• EXERCISE DATA

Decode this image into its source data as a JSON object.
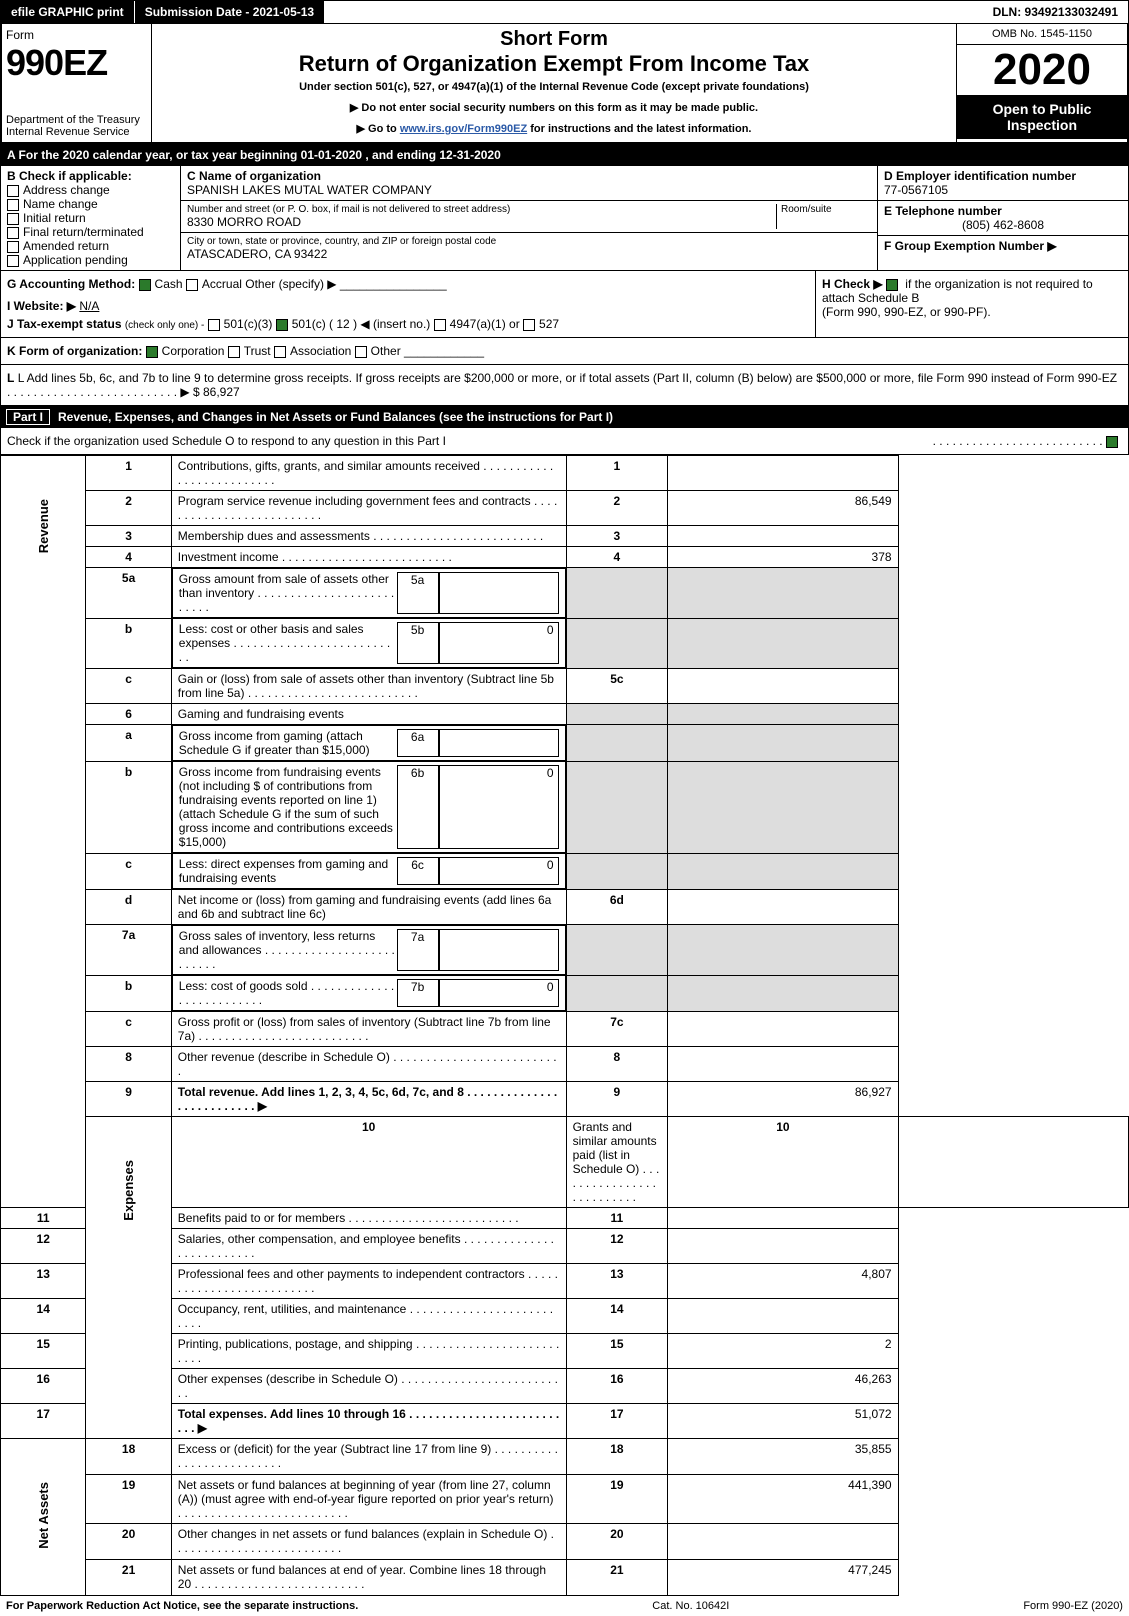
{
  "top": {
    "efile": "efile GRAPHIC print",
    "sub_label": "Submission Date - 2021-05-13",
    "dln": "DLN: 93492133032491"
  },
  "header": {
    "form_word": "Form",
    "form_num": "990EZ",
    "dept": "Department of the Treasury",
    "irs": "Internal Revenue Service",
    "short": "Short Form",
    "title": "Return of Organization Exempt From Income Tax",
    "sub": "Under section 501(c), 527, or 4947(a)(1) of the Internal Revenue Code (except private foundations)",
    "note1": "▶ Do not enter social security numbers on this form as it may be made public.",
    "note2_pre": "▶ Go to ",
    "note2_link": "www.irs.gov/Form990EZ",
    "note2_post": " for instructions and the latest information.",
    "omb": "OMB No. 1545-1150",
    "year": "2020",
    "open": "Open to Public",
    "insp": "Inspection"
  },
  "a_line": "A For the 2020 calendar year, or tax year beginning 01-01-2020 , and ending 12-31-2020",
  "b": {
    "title": "B Check if applicable:",
    "items": [
      "Address change",
      "Name change",
      "Initial return",
      "Final return/terminated",
      "Amended return",
      "Application pending"
    ]
  },
  "c": {
    "label": "C Name of organization",
    "name": "SPANISH LAKES MUTAL WATER COMPANY",
    "street_label": "Number and street (or P. O. box, if mail is not delivered to street address)",
    "room_label": "Room/suite",
    "street": "8330 MORRO ROAD",
    "city_label": "City or town, state or province, country, and ZIP or foreign postal code",
    "city": "ATASCADERO, CA  93422"
  },
  "d": {
    "label": "D Employer identification number",
    "val": "77-0567105"
  },
  "e": {
    "label": "E Telephone number",
    "val": "(805) 462-8608"
  },
  "f": {
    "label": "F Group Exemption Number  ▶",
    "val": ""
  },
  "g": {
    "label": "G Accounting Method:",
    "cash": "Cash",
    "accrual": "Accrual",
    "other": "Other (specify) ▶"
  },
  "h": {
    "pre": "H  Check ▶",
    "post": " if the organization is not required to attach Schedule B",
    "sub": "(Form 990, 990-EZ, or 990-PF)."
  },
  "i": {
    "label": "I Website: ▶",
    "val": "N/A"
  },
  "j": {
    "label": "J Tax-exempt status",
    "sub": "(check only one) -",
    "o1": "501(c)(3)",
    "o2": "501(c) ( 12 ) ◀ (insert no.)",
    "o3": "4947(a)(1) or",
    "o4": "527"
  },
  "k": {
    "label": "K Form of organization:",
    "o1": "Corporation",
    "o2": "Trust",
    "o3": "Association",
    "o4": "Other"
  },
  "l": {
    "text": "L Add lines 5b, 6c, and 7b to line 9 to determine gross receipts. If gross receipts are $200,000 or more, or if total assets (Part II, column (B) below) are $500,000 or more, file Form 990 instead of Form 990-EZ",
    "arrow": "▶ $",
    "val": "86,927"
  },
  "part1": {
    "title": "Revenue, Expenses, and Changes in Net Assets or Fund Balances (see the instructions for Part I)",
    "check_line": "Check if the organization used Schedule O to respond to any question in this Part I"
  },
  "sides": {
    "rev": "Revenue",
    "exp": "Expenses",
    "net": "Net Assets"
  },
  "rows": {
    "1": {
      "n": "1",
      "t": "Contributions, gifts, grants, and similar amounts received",
      "r": "1",
      "v": ""
    },
    "2": {
      "n": "2",
      "t": "Program service revenue including government fees and contracts",
      "r": "2",
      "v": "86,549"
    },
    "3": {
      "n": "3",
      "t": "Membership dues and assessments",
      "r": "3",
      "v": ""
    },
    "4": {
      "n": "4",
      "t": "Investment income",
      "r": "4",
      "v": "378"
    },
    "5a": {
      "n": "5a",
      "t": "Gross amount from sale of assets other than inventory",
      "sn": "5a",
      "sv": ""
    },
    "5b": {
      "n": "b",
      "t": "Less: cost or other basis and sales expenses",
      "sn": "5b",
      "sv": "0"
    },
    "5c": {
      "n": "c",
      "t": "Gain or (loss) from sale of assets other than inventory (Subtract line 5b from line 5a)",
      "r": "5c",
      "v": ""
    },
    "6": {
      "n": "6",
      "t": "Gaming and fundraising events"
    },
    "6a": {
      "n": "a",
      "t": "Gross income from gaming (attach Schedule G if greater than $15,000)",
      "sn": "6a",
      "sv": ""
    },
    "6b": {
      "n": "b",
      "t": "Gross income from fundraising events (not including $               of contributions from fundraising events reported on line 1) (attach Schedule G if the sum of such gross income and contributions exceeds $15,000)",
      "sn": "6b",
      "sv": "0"
    },
    "6c": {
      "n": "c",
      "t": "Less: direct expenses from gaming and fundraising events",
      "sn": "6c",
      "sv": "0"
    },
    "6d": {
      "n": "d",
      "t": "Net income or (loss) from gaming and fundraising events (add lines 6a and 6b and subtract line 6c)",
      "r": "6d",
      "v": ""
    },
    "7a": {
      "n": "7a",
      "t": "Gross sales of inventory, less returns and allowances",
      "sn": "7a",
      "sv": ""
    },
    "7b": {
      "n": "b",
      "t": "Less: cost of goods sold",
      "sn": "7b",
      "sv": "0"
    },
    "7c": {
      "n": "c",
      "t": "Gross profit or (loss) from sales of inventory (Subtract line 7b from line 7a)",
      "r": "7c",
      "v": ""
    },
    "8": {
      "n": "8",
      "t": "Other revenue (describe in Schedule O)",
      "r": "8",
      "v": ""
    },
    "9": {
      "n": "9",
      "t": "Total revenue. Add lines 1, 2, 3, 4, 5c, 6d, 7c, and 8",
      "r": "9",
      "v": "86,927",
      "b": true
    },
    "10": {
      "n": "10",
      "t": "Grants and similar amounts paid (list in Schedule O)",
      "r": "10",
      "v": ""
    },
    "11": {
      "n": "11",
      "t": "Benefits paid to or for members",
      "r": "11",
      "v": ""
    },
    "12": {
      "n": "12",
      "t": "Salaries, other compensation, and employee benefits",
      "r": "12",
      "v": ""
    },
    "13": {
      "n": "13",
      "t": "Professional fees and other payments to independent contractors",
      "r": "13",
      "v": "4,807"
    },
    "14": {
      "n": "14",
      "t": "Occupancy, rent, utilities, and maintenance",
      "r": "14",
      "v": ""
    },
    "15": {
      "n": "15",
      "t": "Printing, publications, postage, and shipping",
      "r": "15",
      "v": "2"
    },
    "16": {
      "n": "16",
      "t": "Other expenses (describe in Schedule O)",
      "r": "16",
      "v": "46,263"
    },
    "17": {
      "n": "17",
      "t": "Total expenses. Add lines 10 through 16",
      "r": "17",
      "v": "51,072",
      "b": true
    },
    "18": {
      "n": "18",
      "t": "Excess or (deficit) for the year (Subtract line 17 from line 9)",
      "r": "18",
      "v": "35,855"
    },
    "19": {
      "n": "19",
      "t": "Net assets or fund balances at beginning of year (from line 27, column (A)) (must agree with end-of-year figure reported on prior year's return)",
      "r": "19",
      "v": "441,390"
    },
    "20": {
      "n": "20",
      "t": "Other changes in net assets or fund balances (explain in Schedule O)",
      "r": "20",
      "v": ""
    },
    "21": {
      "n": "21",
      "t": "Net assets or fund balances at end of year. Combine lines 18 through 20",
      "r": "21",
      "v": "477,245"
    }
  },
  "footer": {
    "left": "For Paperwork Reduction Act Notice, see the separate instructions.",
    "mid": "Cat. No. 10642I",
    "right": "Form 990-EZ (2020)"
  }
}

• THE EXERCISE
Keep only the lines that hold the string "this", and copy them out.

• FINISHED EXERCISE
Decode this image into its source data as a JSON object.
    "note1": "▶ Do not enter social security numbers on this form as it may be made public.",
    "check_line": "Check if the organization used Schedule O to respond to any question in this Part I"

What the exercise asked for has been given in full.